Instructions to follow: Drop the pictures from the entries below, then reproduce the rest exactly.

[Start of Input data]

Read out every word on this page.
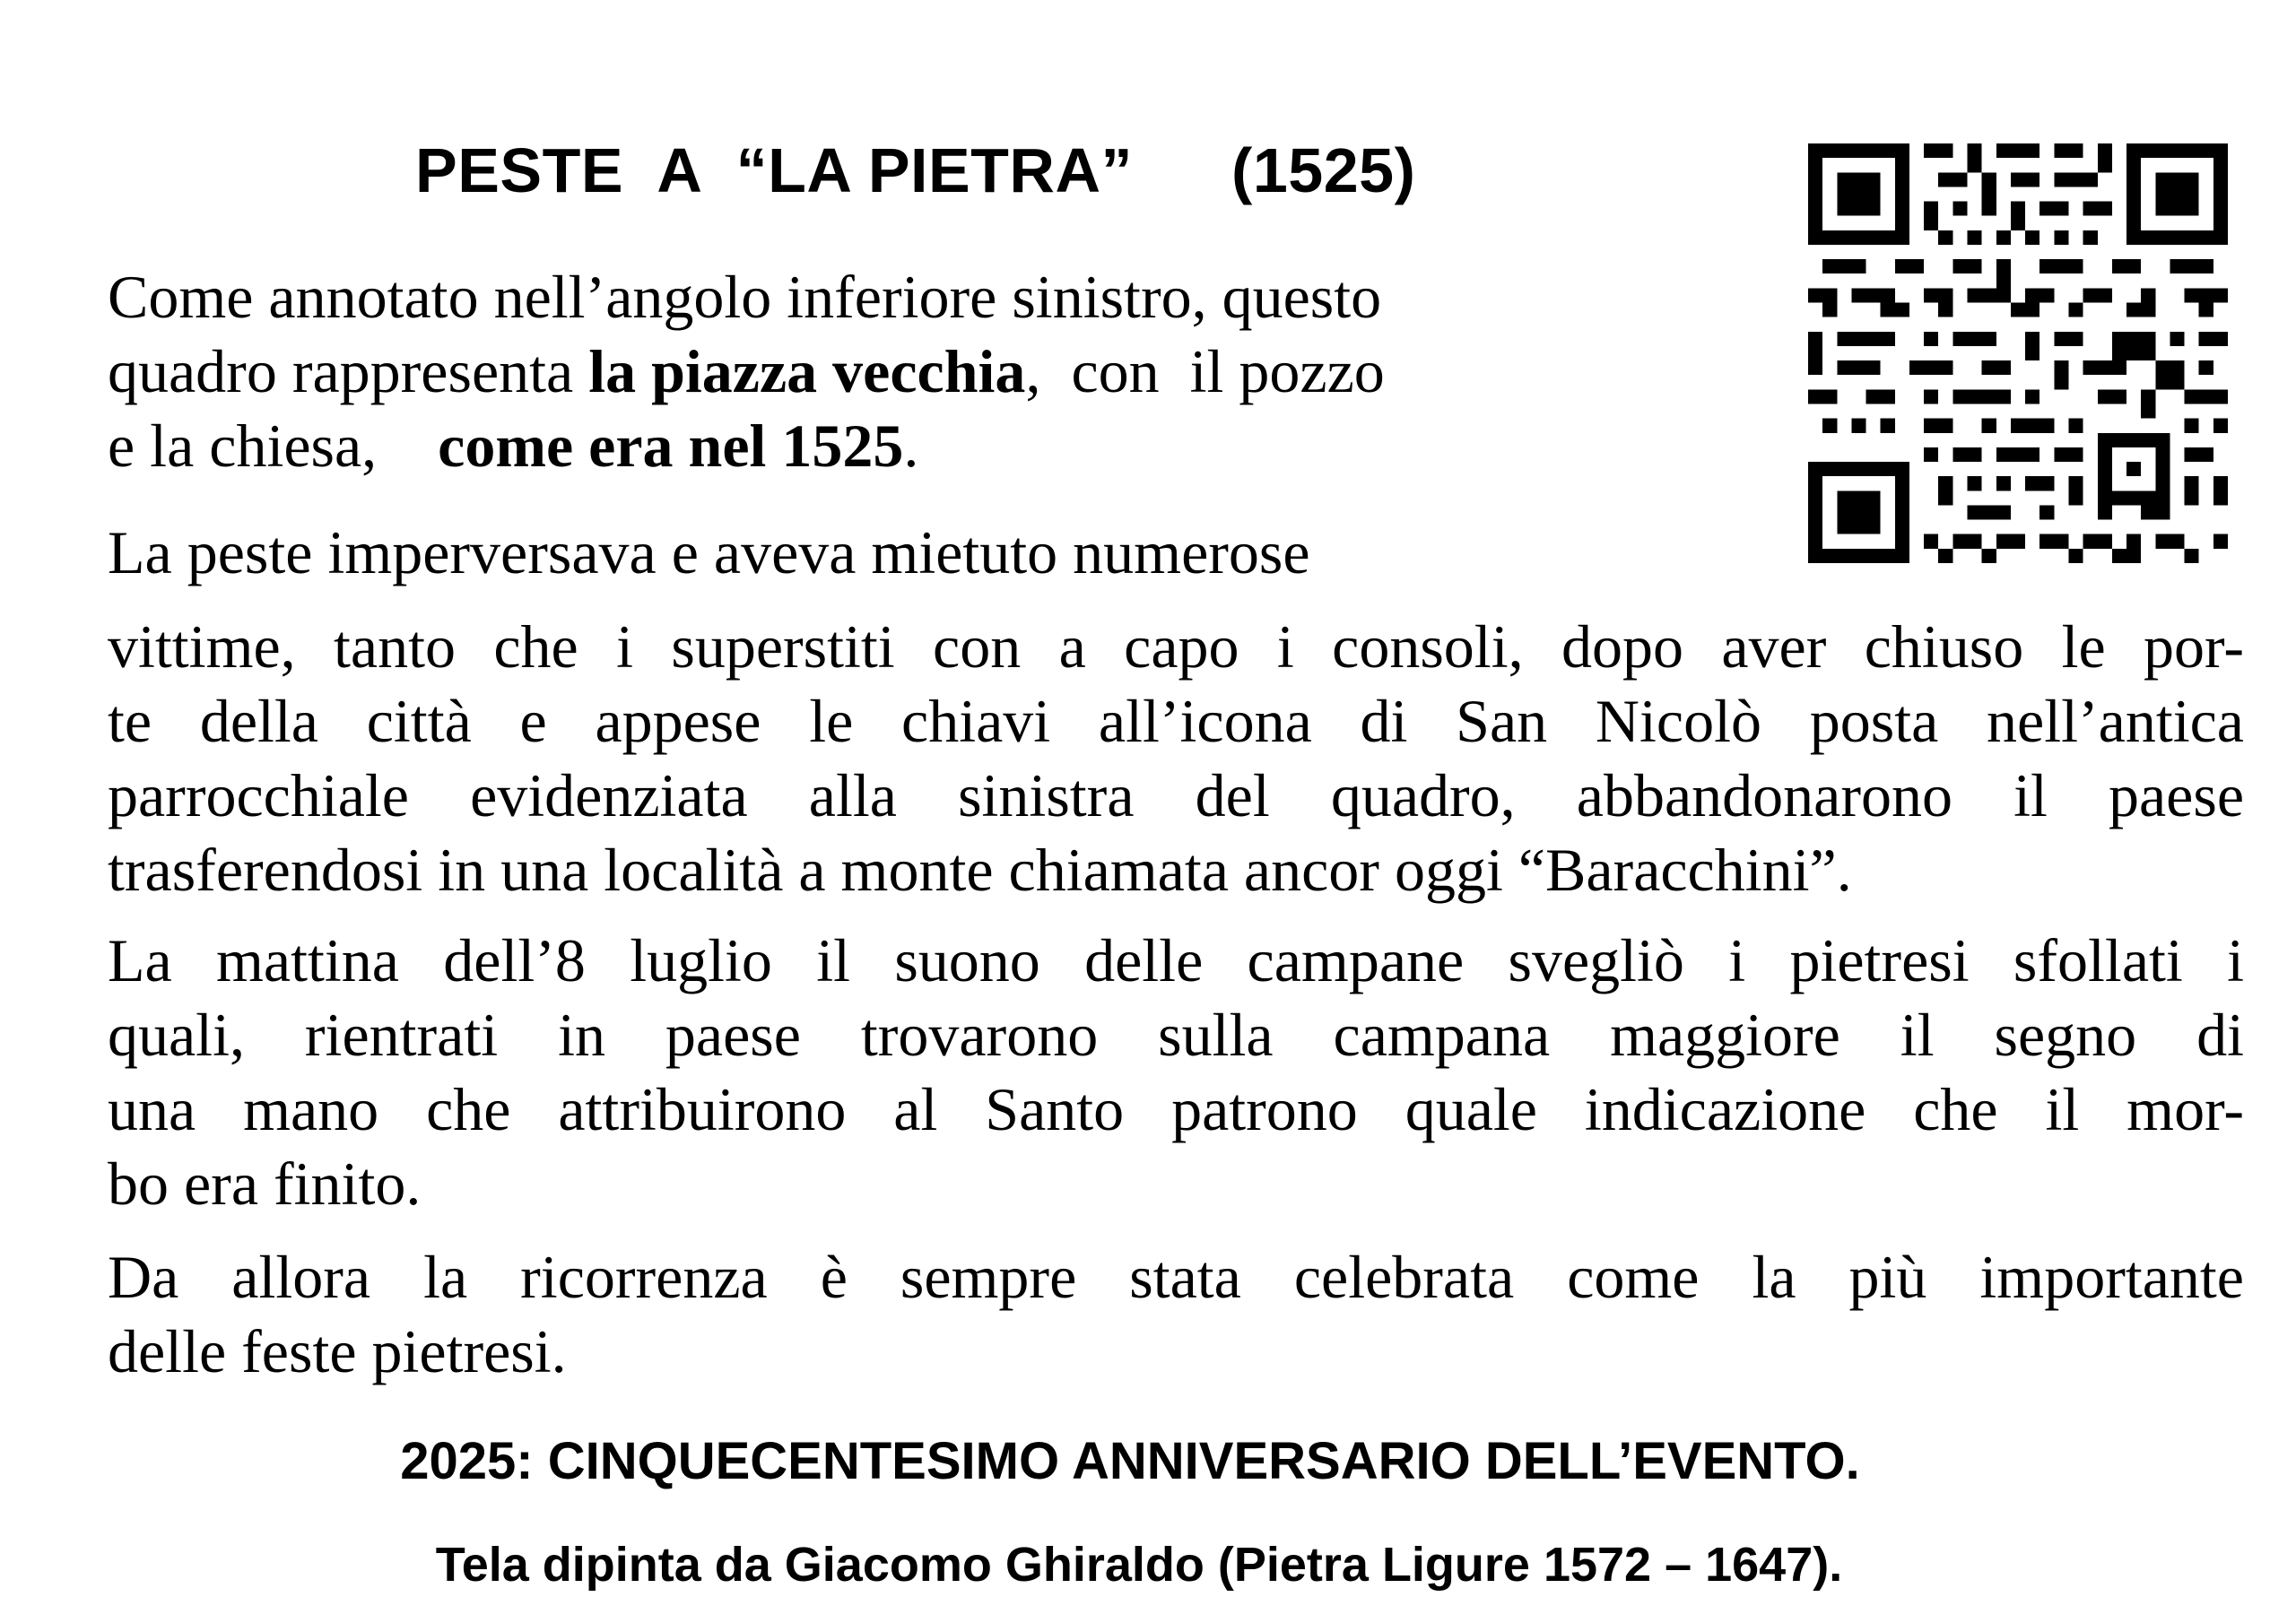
PESTE  A  “LA PIETRA” (1525)
Come annotato nell’angolo inferiore sinistro, questo
quadro rappresenta la piazza vecchia,  con  il pozzo
e la chiesa,    come era nel 1525.
La peste imperversava e aveva mietuto numerose
vittime, tanto che i superstiti con a capo i consoli, dopo aver chiuso le por-
te della città e appese le chiavi all’icona di San Nicolò posta nell’antica
parrocchiale evidenziata alla sinistra del quadro, abbandonarono il paese
trasferendosi in una località a monte chiamata ancor oggi “Baracchini”.
La mattina dell’8 luglio il suono delle campane svegliò i pietresi sfollati i
quali, rientrati in paese trovarono sulla campana maggiore il segno di
una mano che attribuirono al Santo patrono quale indicazione che il mor-
bo era finito.
Da allora la ricorrenza è sempre stata celebrata come la più importante
delle feste pietresi.
2025: CINQUECENTESIMO ANNIVERSARIO DELL’EVENTO.
Tela dipinta da Giacomo Ghiraldo (Pietra Ligure 1572 – 1647).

[End of Input data]

Complete output:
Read out every word on this page.
PESTE  A  “LA PIETRA” (1525)
Come annotato nell’angolo inferiore sinistro, questo
quadro rappresenta la piazza vecchia,  con  il pozzo
e la chiesa,    come era nel 1525.
La peste imperversava e aveva mietuto numerose
vittime, tanto che i superstiti con a capo i consoli, dopo aver chiuso le por-
te della città e appese le chiavi all’icona di San Nicolò posta nell’antica
parrocchiale evidenziata alla sinistra del quadro, abbandonarono il paese
trasferendosi in una località a monte chiamata ancor oggi “Baracchini”.
La mattina dell’8 luglio il suono delle campane svegliò i pietresi sfollati i
quali, rientrati in paese trovarono sulla campana maggiore il segno di
una mano che attribuirono al Santo patrono quale indicazione che il mor-
bo era finito.
Da allora la ricorrenza è sempre stata celebrata come la più importante
delle feste pietresi.
2025: CINQUECENTESIMO ANNIVERSARIO DELL’EVENTO.
Tela dipinta da Giacomo Ghiraldo (Pietra Ligure 1572 – 1647).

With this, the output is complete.